Page extract:
-------
Looms and how they work

I had a question put to me this past weekend. How do looms work? Looms are sophisticated pieces of equipment. In the book Women’s Work, the First 20,000 years, Barber makes the point that the first cloths were actually made of twisted fibers. The process of weaving had not been invented.  There have been a variety of looms (more about that later) but all looms share a few characteristics in common.

First, the primary job of a loom is to hold the warp threads taut. For those of you who are non-weavers, warp threads are the length-wise threads. The weft go crosswise.Unlike knitting or crocheting, in which interlocking loops form the cloth, the warp and weft cross each other at right angles. Different methods of holding the warp taut has been employed through history.
-------
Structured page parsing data

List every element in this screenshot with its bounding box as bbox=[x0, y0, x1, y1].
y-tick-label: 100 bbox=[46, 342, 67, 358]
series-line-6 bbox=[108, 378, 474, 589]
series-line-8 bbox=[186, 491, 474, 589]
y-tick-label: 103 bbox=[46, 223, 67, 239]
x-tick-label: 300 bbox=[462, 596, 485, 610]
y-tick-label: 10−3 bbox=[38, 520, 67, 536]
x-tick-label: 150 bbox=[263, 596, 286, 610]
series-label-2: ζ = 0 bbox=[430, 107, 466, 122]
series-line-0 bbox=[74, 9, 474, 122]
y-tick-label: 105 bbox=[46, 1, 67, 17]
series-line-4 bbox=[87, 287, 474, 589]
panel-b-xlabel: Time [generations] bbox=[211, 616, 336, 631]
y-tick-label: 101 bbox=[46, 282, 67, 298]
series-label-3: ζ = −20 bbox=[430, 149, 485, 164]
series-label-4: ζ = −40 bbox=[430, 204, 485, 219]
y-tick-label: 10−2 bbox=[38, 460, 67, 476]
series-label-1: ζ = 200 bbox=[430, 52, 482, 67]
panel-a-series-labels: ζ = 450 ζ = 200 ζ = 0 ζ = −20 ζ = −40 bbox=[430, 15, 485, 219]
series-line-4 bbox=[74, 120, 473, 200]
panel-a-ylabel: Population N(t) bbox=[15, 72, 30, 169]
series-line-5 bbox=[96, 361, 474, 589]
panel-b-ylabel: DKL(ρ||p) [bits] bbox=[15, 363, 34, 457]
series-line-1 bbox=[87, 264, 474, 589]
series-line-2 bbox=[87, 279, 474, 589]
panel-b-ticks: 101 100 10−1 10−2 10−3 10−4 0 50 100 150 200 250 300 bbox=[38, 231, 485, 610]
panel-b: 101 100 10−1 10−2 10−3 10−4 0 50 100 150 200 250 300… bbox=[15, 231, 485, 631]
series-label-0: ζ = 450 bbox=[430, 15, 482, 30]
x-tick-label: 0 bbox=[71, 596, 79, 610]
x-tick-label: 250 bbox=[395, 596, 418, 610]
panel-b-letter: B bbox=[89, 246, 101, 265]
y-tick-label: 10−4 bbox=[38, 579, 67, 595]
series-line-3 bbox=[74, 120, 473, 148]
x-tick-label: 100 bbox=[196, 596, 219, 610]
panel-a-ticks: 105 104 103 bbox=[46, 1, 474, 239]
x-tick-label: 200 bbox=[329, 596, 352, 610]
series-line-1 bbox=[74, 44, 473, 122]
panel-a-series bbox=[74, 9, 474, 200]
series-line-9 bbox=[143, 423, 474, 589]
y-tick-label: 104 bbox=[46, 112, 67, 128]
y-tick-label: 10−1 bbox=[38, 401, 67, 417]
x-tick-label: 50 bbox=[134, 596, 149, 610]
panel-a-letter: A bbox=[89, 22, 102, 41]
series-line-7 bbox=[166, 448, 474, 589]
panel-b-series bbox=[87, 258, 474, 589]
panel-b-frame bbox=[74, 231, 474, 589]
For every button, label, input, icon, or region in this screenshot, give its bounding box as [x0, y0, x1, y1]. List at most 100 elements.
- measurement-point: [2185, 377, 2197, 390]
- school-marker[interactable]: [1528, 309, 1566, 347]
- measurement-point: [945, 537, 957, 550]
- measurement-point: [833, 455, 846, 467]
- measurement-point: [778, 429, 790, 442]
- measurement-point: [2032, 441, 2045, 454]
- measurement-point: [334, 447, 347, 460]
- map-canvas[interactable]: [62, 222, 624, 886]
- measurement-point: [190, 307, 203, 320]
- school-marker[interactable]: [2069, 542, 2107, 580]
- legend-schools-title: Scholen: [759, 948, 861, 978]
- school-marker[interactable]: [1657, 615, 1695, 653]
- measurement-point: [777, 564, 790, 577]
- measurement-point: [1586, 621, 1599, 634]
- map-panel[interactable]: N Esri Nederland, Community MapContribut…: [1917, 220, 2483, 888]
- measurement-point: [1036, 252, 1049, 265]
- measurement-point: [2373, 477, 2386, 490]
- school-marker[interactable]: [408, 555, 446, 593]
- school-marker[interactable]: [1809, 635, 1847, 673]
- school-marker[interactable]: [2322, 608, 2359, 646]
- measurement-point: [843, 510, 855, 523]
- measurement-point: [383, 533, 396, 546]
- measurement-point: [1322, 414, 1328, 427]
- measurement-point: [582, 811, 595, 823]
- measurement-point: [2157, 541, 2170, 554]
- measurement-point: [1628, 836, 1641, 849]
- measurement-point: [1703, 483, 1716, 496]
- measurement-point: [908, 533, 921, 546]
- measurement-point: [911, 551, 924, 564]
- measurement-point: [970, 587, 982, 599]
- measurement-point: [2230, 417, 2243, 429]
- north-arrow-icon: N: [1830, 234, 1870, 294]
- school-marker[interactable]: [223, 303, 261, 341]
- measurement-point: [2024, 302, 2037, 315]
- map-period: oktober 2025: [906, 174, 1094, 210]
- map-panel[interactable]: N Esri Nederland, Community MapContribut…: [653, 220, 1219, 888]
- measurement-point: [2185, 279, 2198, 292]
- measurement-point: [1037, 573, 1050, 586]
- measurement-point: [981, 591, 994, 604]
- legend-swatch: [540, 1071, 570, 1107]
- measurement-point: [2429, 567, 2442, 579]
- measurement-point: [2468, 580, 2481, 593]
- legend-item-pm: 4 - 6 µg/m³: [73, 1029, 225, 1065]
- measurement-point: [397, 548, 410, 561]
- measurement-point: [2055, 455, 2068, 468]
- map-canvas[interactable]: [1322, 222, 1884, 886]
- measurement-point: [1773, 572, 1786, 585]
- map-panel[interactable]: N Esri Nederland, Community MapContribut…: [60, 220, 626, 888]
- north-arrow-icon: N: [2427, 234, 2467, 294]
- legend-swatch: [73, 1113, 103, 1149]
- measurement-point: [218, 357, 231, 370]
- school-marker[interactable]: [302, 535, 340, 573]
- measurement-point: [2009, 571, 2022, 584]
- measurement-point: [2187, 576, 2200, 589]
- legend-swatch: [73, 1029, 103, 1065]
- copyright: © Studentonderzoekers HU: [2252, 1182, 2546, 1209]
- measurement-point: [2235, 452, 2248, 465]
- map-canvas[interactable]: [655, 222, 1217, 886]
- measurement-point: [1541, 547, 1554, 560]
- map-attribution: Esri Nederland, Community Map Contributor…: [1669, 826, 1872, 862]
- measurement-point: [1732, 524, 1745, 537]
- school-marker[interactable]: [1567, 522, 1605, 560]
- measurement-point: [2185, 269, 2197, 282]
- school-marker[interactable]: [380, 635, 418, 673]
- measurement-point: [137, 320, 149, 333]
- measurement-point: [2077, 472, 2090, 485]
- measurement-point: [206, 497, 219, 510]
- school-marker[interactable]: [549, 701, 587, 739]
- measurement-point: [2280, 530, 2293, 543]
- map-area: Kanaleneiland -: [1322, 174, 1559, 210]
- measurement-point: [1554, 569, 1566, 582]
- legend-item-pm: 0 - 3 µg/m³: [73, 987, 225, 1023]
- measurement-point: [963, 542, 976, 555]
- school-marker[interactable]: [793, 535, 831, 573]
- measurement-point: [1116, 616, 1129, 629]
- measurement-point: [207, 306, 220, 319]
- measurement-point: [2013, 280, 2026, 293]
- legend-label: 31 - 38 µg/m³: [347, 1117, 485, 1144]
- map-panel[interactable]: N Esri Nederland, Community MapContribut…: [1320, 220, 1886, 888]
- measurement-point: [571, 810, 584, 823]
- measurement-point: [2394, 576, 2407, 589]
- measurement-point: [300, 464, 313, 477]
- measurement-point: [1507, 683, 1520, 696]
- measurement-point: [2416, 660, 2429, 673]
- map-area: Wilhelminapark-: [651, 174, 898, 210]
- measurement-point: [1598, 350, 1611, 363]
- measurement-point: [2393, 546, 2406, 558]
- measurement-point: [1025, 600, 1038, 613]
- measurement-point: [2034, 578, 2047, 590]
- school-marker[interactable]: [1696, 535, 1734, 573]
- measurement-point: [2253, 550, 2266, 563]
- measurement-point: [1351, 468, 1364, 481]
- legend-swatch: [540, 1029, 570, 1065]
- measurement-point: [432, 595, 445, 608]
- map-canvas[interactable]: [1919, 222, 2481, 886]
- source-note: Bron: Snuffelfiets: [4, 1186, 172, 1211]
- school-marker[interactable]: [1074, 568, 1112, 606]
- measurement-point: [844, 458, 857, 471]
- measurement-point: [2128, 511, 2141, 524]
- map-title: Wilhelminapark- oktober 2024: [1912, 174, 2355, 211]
-------
Activity 1:
The text on looms names the craft that looms are used for and two crafts it contrasts with it. List these three crafts.
Activity 2:
According to the text on looms, what is the primary job of a loom?
Activity 3:
Carry on the text about looms, starting after its final sentence.

Response box 1:
Weaving, knitting, crocheting

Response box 2:
To hold the warp threads taut.

Response box 3:
The other important feature is the ‘cross’. If one thinks about cloth, it is easy to see that the various threads don’t just lie upon one another. Each weft thread goes over and under the warp threads.Also, in a block of three weft threads, the middle one goes over and under  a different warp thread. So, there must be some way of lifting the warp threads to insert each one of the weft threads. Now handweavers use a shuttle, but this is a relatively recent invention. Backstrap weavers use their fingers to lift the threads so that the finished cloth is woven in a memorized pattern. Without the cross,(I.e. where the warp threads and weft threads cross) there would be no cloth. Heddles and shed sticks (or the sheds in, say the jack loom) make it easy to lift the appropriate warp threads.  Every other warp thread is lifted and then the alternate threads the next pass of the weft. This is how one ‘weaves’ the threads in and out.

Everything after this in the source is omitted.